◆ DATA FOR PROCESSING
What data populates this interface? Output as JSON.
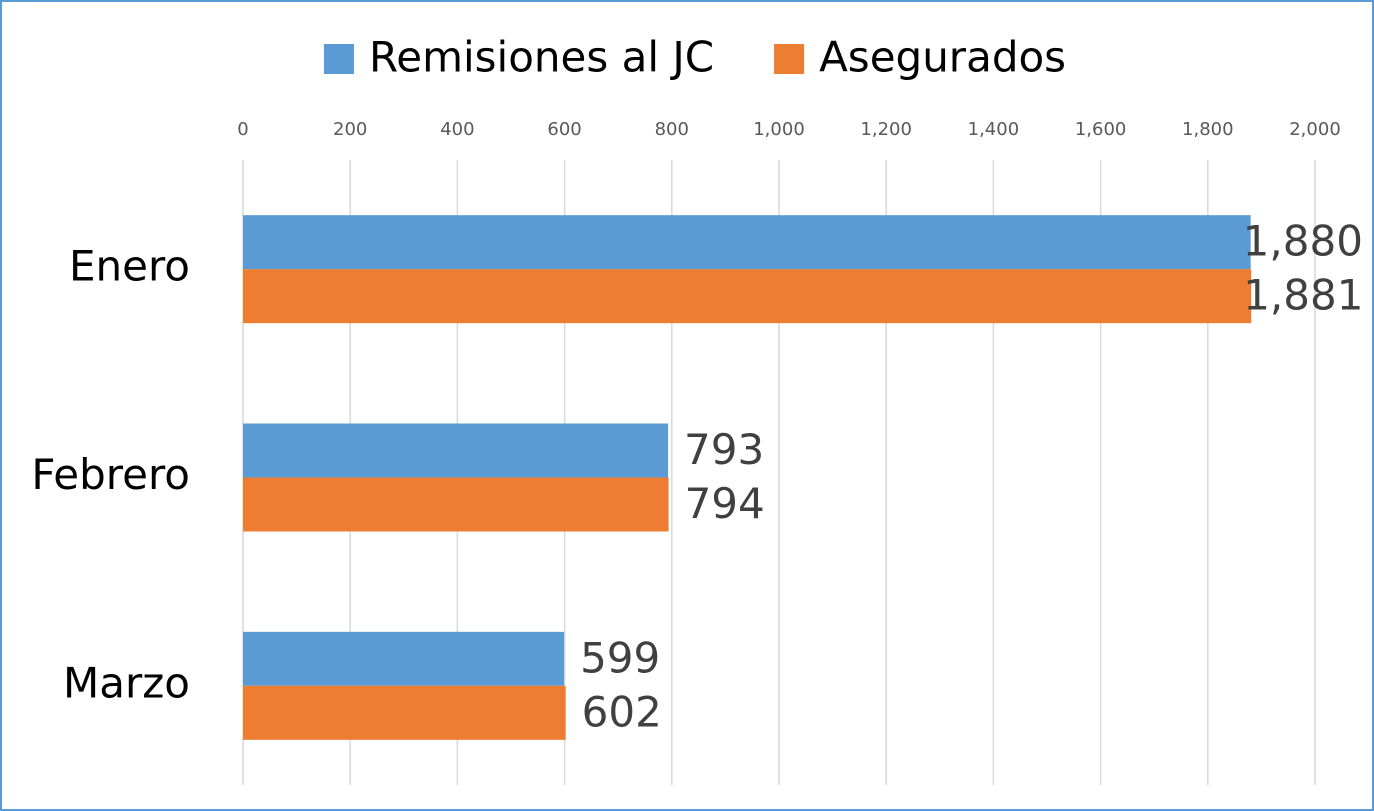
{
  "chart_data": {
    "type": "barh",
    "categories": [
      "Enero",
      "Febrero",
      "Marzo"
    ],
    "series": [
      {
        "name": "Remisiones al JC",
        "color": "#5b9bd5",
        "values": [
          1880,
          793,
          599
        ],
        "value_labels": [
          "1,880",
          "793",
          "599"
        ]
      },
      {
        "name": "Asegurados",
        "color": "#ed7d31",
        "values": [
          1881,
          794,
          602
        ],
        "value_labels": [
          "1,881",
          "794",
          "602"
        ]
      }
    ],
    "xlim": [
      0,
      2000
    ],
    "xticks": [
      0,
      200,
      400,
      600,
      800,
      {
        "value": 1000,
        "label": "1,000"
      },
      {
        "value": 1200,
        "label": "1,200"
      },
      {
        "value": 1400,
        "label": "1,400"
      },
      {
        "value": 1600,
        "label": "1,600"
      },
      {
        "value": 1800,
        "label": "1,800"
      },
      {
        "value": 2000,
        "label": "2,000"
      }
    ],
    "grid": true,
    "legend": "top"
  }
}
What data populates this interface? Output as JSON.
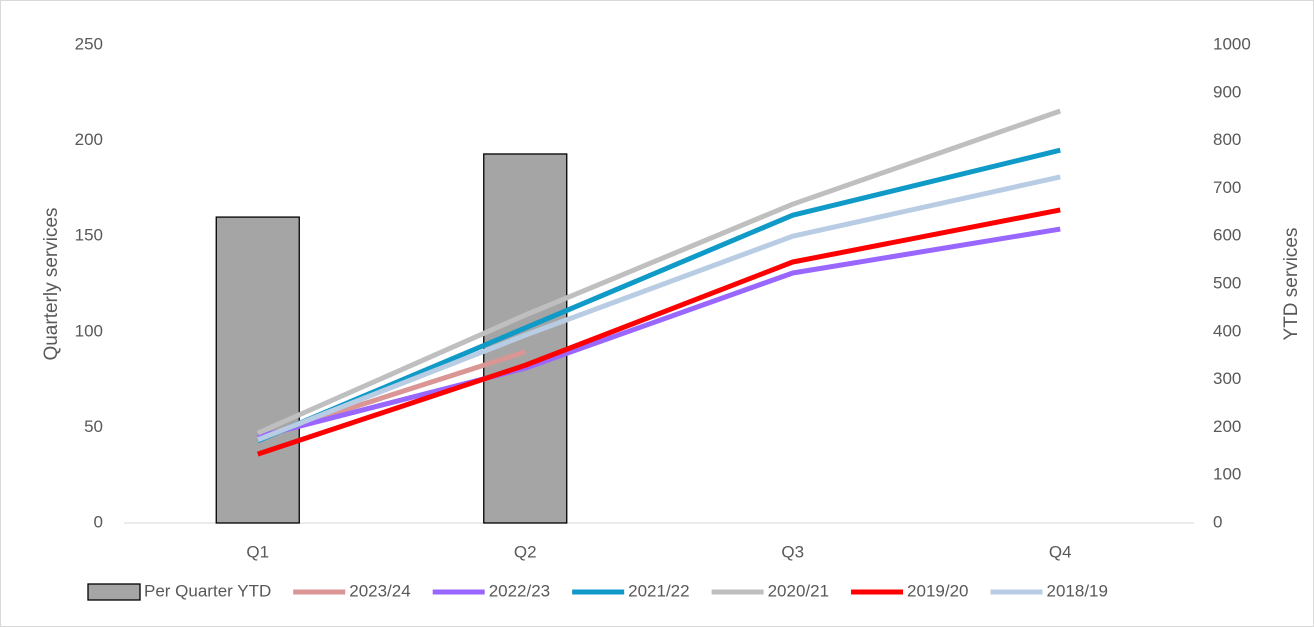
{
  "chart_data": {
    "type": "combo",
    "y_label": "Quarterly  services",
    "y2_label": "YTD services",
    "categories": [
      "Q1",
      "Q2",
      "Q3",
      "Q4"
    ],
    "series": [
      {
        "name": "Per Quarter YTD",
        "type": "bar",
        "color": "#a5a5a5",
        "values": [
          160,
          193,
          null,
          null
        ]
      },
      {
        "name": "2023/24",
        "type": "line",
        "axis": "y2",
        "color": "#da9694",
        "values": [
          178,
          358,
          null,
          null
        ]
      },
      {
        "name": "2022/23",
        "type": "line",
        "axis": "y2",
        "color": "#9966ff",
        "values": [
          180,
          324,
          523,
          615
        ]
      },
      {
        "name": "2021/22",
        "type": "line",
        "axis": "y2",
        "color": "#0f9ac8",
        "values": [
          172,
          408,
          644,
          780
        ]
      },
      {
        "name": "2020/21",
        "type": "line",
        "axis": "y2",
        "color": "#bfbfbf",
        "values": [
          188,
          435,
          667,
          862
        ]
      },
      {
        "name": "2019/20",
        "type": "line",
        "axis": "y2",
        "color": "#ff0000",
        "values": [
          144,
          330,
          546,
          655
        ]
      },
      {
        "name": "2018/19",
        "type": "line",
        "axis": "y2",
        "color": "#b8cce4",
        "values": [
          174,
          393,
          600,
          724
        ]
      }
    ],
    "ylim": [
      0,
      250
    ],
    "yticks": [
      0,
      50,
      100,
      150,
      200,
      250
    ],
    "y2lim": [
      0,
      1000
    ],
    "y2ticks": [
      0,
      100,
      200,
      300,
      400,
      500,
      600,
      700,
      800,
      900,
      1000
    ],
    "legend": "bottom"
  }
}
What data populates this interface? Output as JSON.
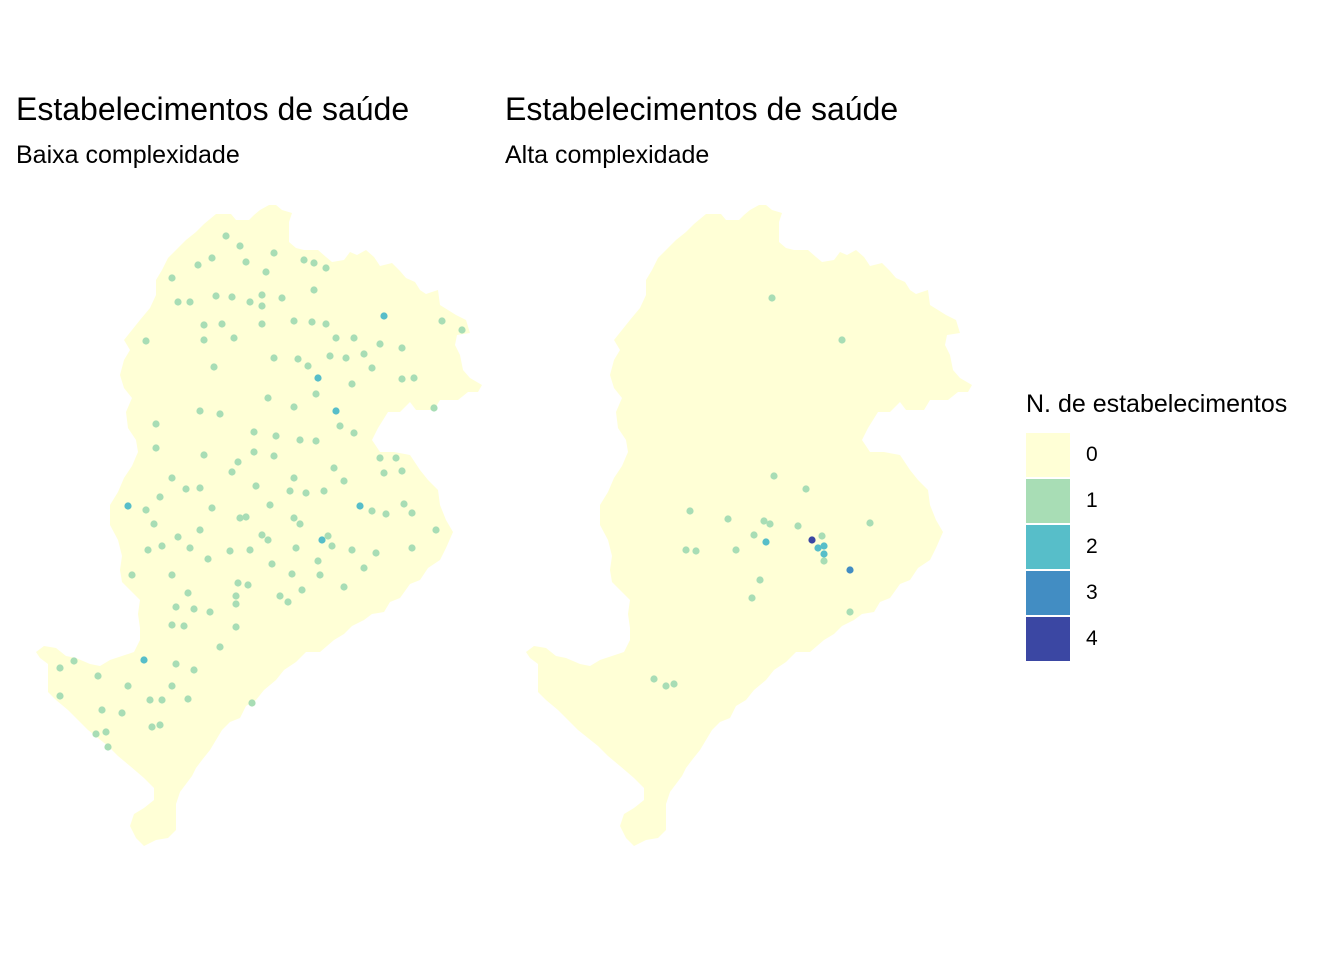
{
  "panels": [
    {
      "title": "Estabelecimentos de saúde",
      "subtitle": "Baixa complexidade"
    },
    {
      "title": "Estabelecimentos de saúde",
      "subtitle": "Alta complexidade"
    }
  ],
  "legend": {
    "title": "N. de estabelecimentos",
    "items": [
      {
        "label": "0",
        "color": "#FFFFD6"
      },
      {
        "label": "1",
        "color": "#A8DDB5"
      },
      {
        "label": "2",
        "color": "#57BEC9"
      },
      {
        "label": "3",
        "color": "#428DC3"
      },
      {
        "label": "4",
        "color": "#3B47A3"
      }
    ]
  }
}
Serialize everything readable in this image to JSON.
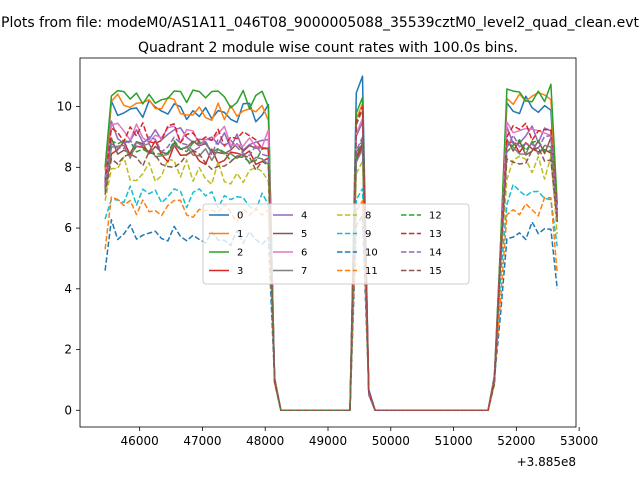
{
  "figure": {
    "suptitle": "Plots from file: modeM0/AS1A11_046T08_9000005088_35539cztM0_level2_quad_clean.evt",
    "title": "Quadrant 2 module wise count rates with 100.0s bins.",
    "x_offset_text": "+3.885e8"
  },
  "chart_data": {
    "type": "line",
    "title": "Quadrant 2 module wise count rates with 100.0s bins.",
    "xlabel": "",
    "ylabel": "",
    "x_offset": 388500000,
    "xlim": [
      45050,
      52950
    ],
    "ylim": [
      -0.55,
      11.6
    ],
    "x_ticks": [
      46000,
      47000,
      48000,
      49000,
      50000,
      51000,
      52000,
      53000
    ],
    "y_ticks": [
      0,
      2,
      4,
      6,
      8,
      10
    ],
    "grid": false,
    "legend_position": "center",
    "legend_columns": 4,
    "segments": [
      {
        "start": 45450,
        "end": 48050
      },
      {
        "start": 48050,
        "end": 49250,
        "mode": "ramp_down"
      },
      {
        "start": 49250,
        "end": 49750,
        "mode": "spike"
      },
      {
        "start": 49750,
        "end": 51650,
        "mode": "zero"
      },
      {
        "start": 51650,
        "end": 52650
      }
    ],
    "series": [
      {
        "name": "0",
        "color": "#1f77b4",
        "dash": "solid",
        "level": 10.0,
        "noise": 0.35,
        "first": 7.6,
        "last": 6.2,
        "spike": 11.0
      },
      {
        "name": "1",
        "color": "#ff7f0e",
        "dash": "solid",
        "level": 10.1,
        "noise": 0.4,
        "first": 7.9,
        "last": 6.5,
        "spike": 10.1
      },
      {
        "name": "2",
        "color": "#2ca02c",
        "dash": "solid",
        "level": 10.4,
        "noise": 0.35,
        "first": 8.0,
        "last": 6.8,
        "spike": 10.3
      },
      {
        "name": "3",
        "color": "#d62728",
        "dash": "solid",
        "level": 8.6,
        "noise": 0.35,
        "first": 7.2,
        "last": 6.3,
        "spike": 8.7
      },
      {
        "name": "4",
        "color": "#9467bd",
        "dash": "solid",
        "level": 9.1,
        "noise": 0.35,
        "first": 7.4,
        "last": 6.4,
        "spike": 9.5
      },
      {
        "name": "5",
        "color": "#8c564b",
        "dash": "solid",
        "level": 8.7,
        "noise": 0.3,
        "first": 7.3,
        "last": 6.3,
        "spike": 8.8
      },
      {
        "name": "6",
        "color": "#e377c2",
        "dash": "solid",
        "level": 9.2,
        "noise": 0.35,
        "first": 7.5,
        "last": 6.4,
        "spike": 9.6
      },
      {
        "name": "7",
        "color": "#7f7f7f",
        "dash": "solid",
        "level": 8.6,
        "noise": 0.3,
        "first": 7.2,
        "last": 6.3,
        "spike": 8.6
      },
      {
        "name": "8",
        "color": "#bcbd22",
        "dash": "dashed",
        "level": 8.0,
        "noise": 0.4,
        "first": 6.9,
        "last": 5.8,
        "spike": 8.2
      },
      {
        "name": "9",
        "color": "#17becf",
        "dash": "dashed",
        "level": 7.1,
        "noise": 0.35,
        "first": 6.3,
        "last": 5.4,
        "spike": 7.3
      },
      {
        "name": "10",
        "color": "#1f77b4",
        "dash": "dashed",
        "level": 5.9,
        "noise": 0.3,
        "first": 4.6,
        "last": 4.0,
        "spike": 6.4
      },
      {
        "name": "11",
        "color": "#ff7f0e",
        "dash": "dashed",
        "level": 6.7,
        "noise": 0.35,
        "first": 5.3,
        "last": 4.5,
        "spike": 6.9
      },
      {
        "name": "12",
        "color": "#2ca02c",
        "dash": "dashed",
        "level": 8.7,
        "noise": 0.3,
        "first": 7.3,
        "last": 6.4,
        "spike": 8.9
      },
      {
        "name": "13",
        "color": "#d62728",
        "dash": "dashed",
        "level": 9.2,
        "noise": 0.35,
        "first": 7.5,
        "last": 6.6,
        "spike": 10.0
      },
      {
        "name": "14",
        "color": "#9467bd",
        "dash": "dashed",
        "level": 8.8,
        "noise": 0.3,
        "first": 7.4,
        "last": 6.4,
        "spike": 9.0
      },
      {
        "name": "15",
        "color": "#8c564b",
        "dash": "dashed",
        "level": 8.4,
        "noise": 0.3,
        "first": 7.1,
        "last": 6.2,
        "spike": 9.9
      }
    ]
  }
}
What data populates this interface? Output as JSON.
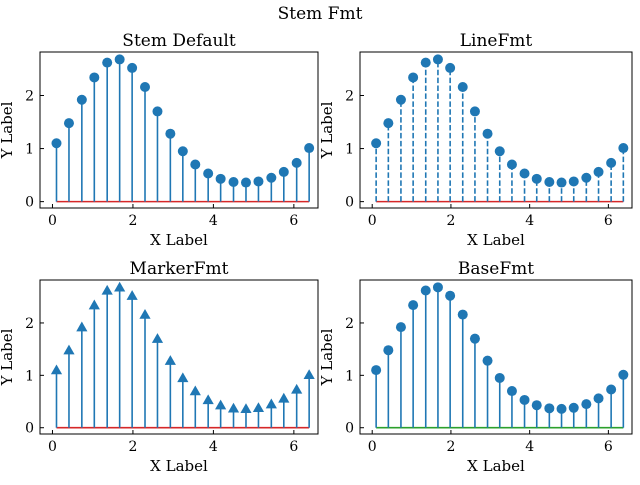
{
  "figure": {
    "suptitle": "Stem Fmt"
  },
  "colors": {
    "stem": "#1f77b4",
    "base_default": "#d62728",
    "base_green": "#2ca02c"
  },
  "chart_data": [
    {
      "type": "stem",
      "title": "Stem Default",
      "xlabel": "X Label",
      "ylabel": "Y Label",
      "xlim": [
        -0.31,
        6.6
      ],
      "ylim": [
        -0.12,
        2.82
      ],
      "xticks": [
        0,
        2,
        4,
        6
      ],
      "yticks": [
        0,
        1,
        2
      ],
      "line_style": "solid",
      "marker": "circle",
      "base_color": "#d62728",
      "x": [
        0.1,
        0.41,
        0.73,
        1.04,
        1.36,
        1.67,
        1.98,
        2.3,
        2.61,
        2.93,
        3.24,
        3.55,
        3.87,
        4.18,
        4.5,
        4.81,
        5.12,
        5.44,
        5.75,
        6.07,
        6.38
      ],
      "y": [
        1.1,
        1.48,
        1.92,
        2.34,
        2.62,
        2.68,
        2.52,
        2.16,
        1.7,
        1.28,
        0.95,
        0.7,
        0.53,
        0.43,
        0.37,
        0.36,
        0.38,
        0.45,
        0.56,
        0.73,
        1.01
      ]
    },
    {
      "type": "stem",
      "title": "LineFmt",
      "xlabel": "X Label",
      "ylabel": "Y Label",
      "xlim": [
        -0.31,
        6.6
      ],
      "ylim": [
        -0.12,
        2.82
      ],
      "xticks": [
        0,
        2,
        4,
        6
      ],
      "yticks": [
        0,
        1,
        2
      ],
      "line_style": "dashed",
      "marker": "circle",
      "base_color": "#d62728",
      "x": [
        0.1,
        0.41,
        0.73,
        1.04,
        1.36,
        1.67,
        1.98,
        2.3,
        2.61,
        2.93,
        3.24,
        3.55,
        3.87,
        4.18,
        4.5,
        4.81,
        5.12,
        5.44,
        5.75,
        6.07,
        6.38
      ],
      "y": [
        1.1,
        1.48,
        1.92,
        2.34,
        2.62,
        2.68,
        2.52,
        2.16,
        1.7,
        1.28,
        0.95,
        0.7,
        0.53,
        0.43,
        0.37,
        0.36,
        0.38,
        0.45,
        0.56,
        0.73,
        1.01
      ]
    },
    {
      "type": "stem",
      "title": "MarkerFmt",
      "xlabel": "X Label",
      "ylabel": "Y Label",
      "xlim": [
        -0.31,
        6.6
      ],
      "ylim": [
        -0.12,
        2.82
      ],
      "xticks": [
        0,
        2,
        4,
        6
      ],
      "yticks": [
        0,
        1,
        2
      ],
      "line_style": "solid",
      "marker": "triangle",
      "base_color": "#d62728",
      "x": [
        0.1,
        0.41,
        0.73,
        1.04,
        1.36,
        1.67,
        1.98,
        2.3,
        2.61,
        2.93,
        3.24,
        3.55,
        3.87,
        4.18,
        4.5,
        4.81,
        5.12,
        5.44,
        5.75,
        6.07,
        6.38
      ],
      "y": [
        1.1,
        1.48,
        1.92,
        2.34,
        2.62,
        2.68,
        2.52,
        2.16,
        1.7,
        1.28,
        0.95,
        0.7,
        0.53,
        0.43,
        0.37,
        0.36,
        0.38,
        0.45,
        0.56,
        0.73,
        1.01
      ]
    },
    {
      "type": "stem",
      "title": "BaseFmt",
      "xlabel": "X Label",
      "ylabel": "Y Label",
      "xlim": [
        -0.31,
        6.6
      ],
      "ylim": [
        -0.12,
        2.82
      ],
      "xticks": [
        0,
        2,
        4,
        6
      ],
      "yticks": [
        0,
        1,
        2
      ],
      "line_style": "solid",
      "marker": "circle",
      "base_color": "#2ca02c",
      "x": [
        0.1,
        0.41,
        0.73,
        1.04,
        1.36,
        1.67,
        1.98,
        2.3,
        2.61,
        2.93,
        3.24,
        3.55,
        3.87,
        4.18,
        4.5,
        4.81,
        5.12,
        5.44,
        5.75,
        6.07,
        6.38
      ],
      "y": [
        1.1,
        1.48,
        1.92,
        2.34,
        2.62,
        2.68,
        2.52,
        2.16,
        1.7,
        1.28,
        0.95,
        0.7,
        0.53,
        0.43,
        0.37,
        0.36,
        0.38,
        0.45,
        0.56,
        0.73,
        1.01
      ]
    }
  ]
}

◆ EXERCISE INSTRUCTIONS
Give the number of lines in the records above that contain the word "services". Reply with that number alone.

◆ COMPLETED EXERCISE
2